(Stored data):
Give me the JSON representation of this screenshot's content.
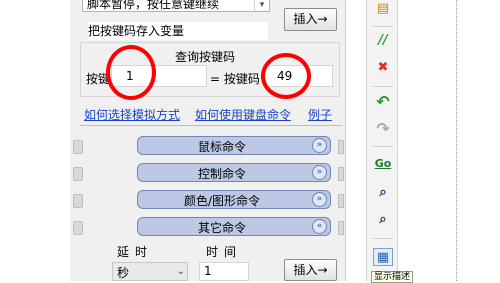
{
  "top": {
    "pause_text": "脚本暂停，按任意键继续",
    "save_key_label": "把按键码存入变量",
    "insert_label": "插入→"
  },
  "query": {
    "title": "查询按键码",
    "key_label": "按键",
    "key_value": "1",
    "equals_label": "= 按键码",
    "code_value": "49"
  },
  "links": {
    "simulate_mode": "如何选择模拟方式",
    "keyboard_cmd": "如何使用键盘命令",
    "example": "例子"
  },
  "categories": [
    {
      "label": "鼠标命令",
      "chevron": "»",
      "expanded": false
    },
    {
      "label": "控制命令",
      "chevron": "»",
      "expanded": false
    },
    {
      "label": "颜色/图形命令",
      "chevron": "»",
      "expanded": false
    },
    {
      "label": "其它命令",
      "chevron": "«",
      "expanded": true
    }
  ],
  "delay": {
    "title": "延时",
    "time_label": "时间",
    "unit_value": "秒",
    "time_value": "1",
    "insert_label": "插入→"
  },
  "toolbar": {
    "green_bar": "//",
    "red_x": "✖",
    "undo": "↶",
    "redo": "↷",
    "go": "Go",
    "bottom_text": "显示描述"
  },
  "colors": {
    "annotation_red": "#ff0000",
    "link_blue": "#1a44c4",
    "category_fill": "#bcc8e4"
  }
}
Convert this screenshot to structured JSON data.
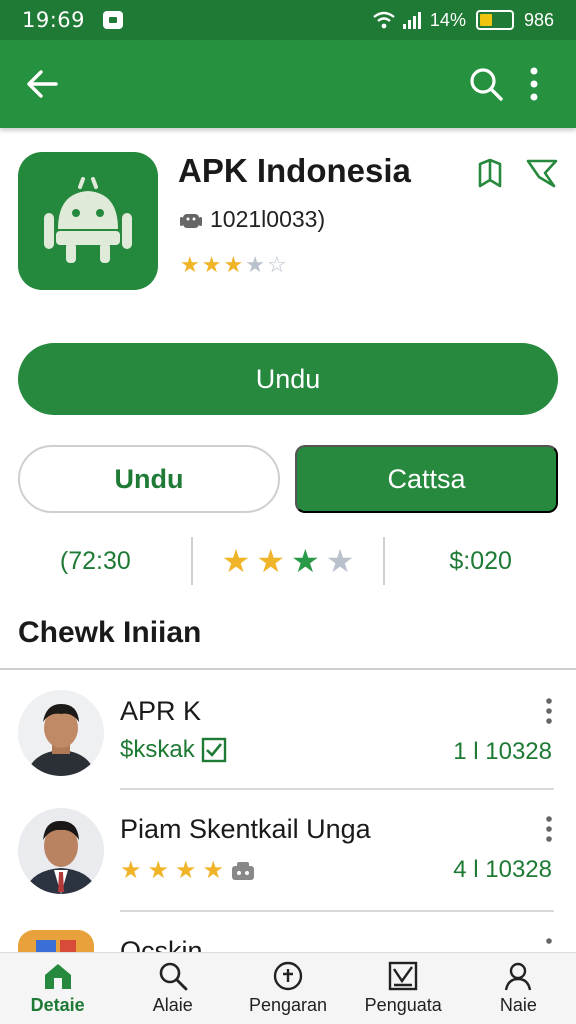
{
  "status_bar": {
    "time": "19:69",
    "battery_text": "14%",
    "signal_text": "986"
  },
  "app": {
    "title": "APK Indonesia",
    "meta": "1021l0033)",
    "rating_stars": 3
  },
  "buttons": {
    "primary_label": "Undu",
    "outline_label": "Undu",
    "filled_label": "Cattsa"
  },
  "stats": {
    "left": "(72:30",
    "stars_filled": 3,
    "right": "$:020"
  },
  "section": {
    "title": "Chewk Iniian"
  },
  "list": [
    {
      "name": "APR K",
      "sub": "$kskak",
      "count": "1 l 10328"
    },
    {
      "name": "Piam Skentkail Unga",
      "sub": "",
      "count": "4 l 10328"
    },
    {
      "name": "Ocskin"
    }
  ],
  "nav": [
    {
      "label": "Detaie",
      "icon": "home-icon",
      "active": true
    },
    {
      "label": "Alaie",
      "icon": "search-icon",
      "active": false
    },
    {
      "label": "Pengaran",
      "icon": "info-circle-icon",
      "active": false
    },
    {
      "label": "Penguata",
      "icon": "chart-box-icon",
      "active": false
    },
    {
      "label": "Naie",
      "icon": "profile-icon",
      "active": false
    }
  ],
  "colors": {
    "primary": "#26893d",
    "dark_primary": "#1e7a34",
    "star": "#f0b429"
  }
}
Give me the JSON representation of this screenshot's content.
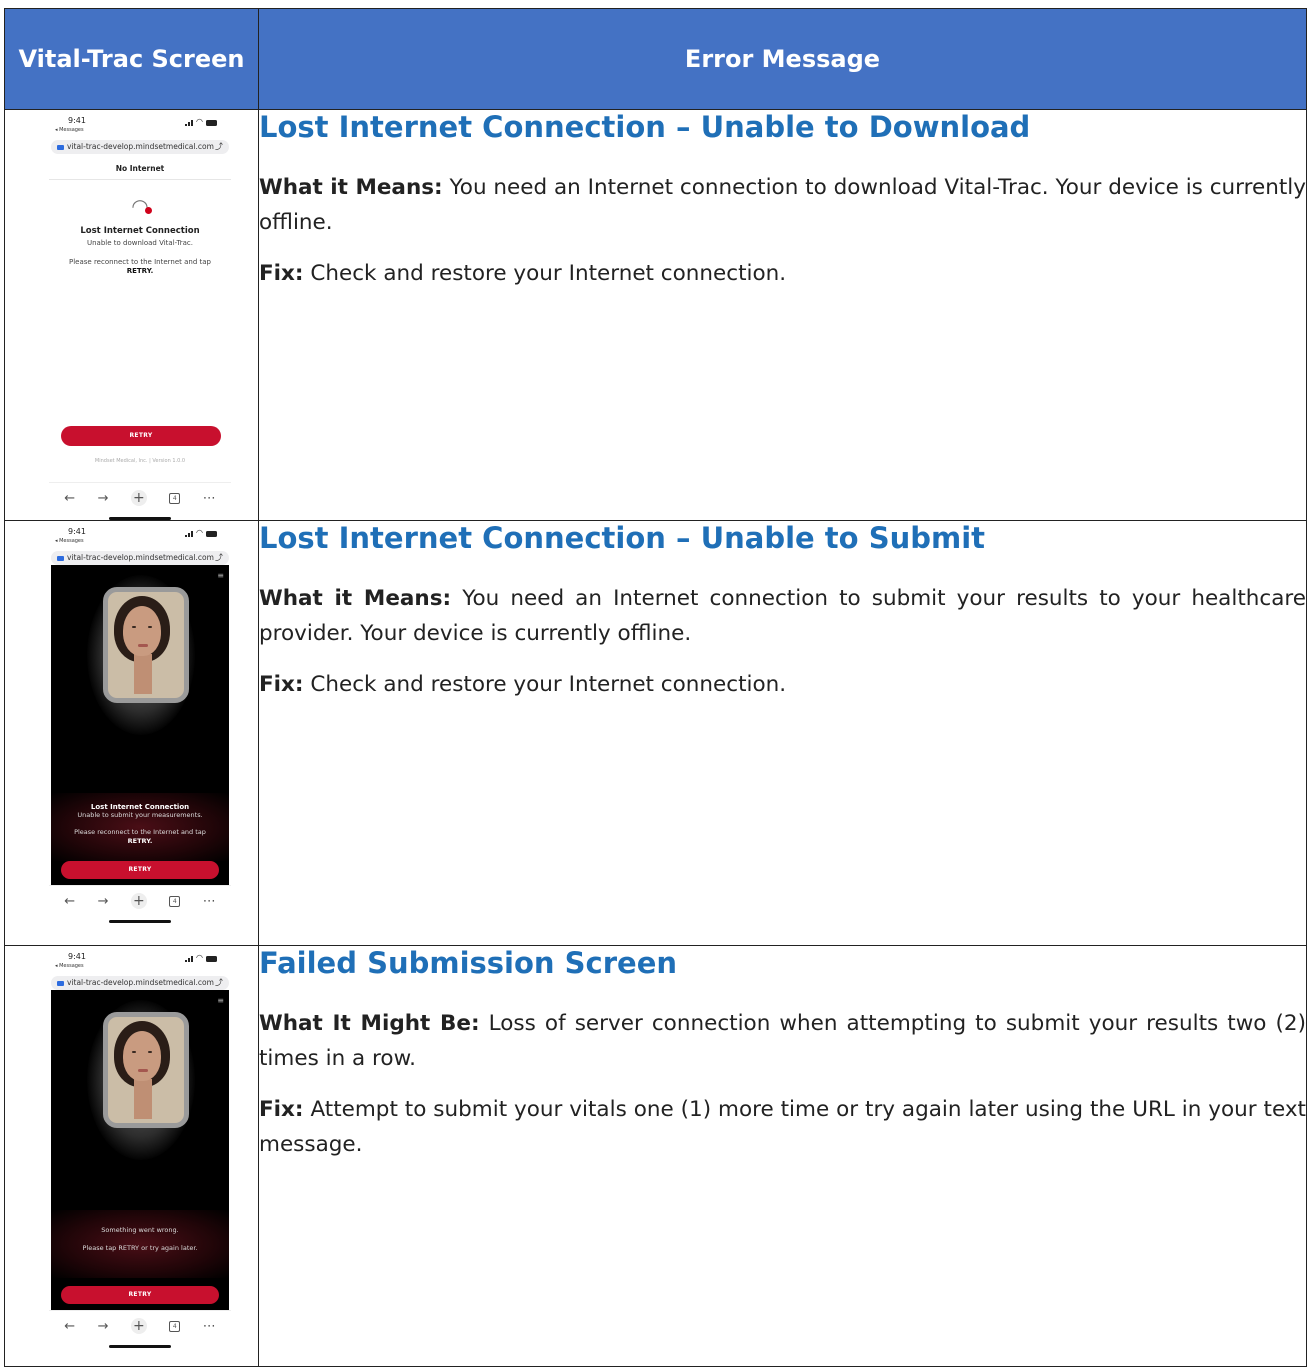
{
  "table": {
    "col_screen": "Vital-Trac Screen",
    "col_message": "Error Message"
  },
  "phone_common": {
    "time": "9:41",
    "back_label": "◂ Messages",
    "url": "vital-trac-develop.mindsetmedical.com",
    "tab_count": "4",
    "retry_label": "RETRY"
  },
  "screens": [
    {
      "page_title": "No Internet",
      "heading": "Lost Internet Connection",
      "line1": "Unable to download Vital-Trac.",
      "line2": "Please reconnect to the Internet and tap",
      "line3": "RETRY.",
      "footer": "Mindset Medical, Inc. | Version 1.0.0"
    },
    {
      "heading": "Lost Internet Connection",
      "line1": "Unable to submit your measurements.",
      "line2": "Please reconnect to the Internet and tap",
      "line3": "RETRY."
    },
    {
      "line1": "Something went wrong.",
      "line2": "Please tap RETRY or try again later."
    }
  ],
  "errors": [
    {
      "title": "Lost Internet Connection – Unable to Download",
      "meaning_label": "What it Means:",
      "meaning": " You need an Internet connection to download Vital-Trac. Your device is currently offline.",
      "fix_label": "Fix:",
      "fix": " Check and restore your Internet connection."
    },
    {
      "title": "Lost Internet Connection – Unable to Submit",
      "meaning_label": "What it Means:",
      "meaning": " You need an Internet connection to submit your results to your healthcare provider. Your device is currently offline.",
      "fix_label": "Fix:",
      "fix": " Check and restore your Internet connection."
    },
    {
      "title": "Failed Submission Screen",
      "meaning_label": "What It Might Be:",
      "meaning": " Loss of server connection when attempting to submit your results two (2) times in a row.",
      "fix_label": "Fix:",
      "fix": " Attempt to submit your vitals one (1) more time or try again later using the URL in your text message."
    }
  ]
}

(Instructions to follow): Gather up, from the records above, each line where the word "Lost" appears.

(The result):
      "heading": "Lost Internet Connection",
      "heading": "Lost Internet Connection",
      "title": "Lost Internet Connection – Unable to Download",
      "title": "Lost Internet Connection – Unable to Submit",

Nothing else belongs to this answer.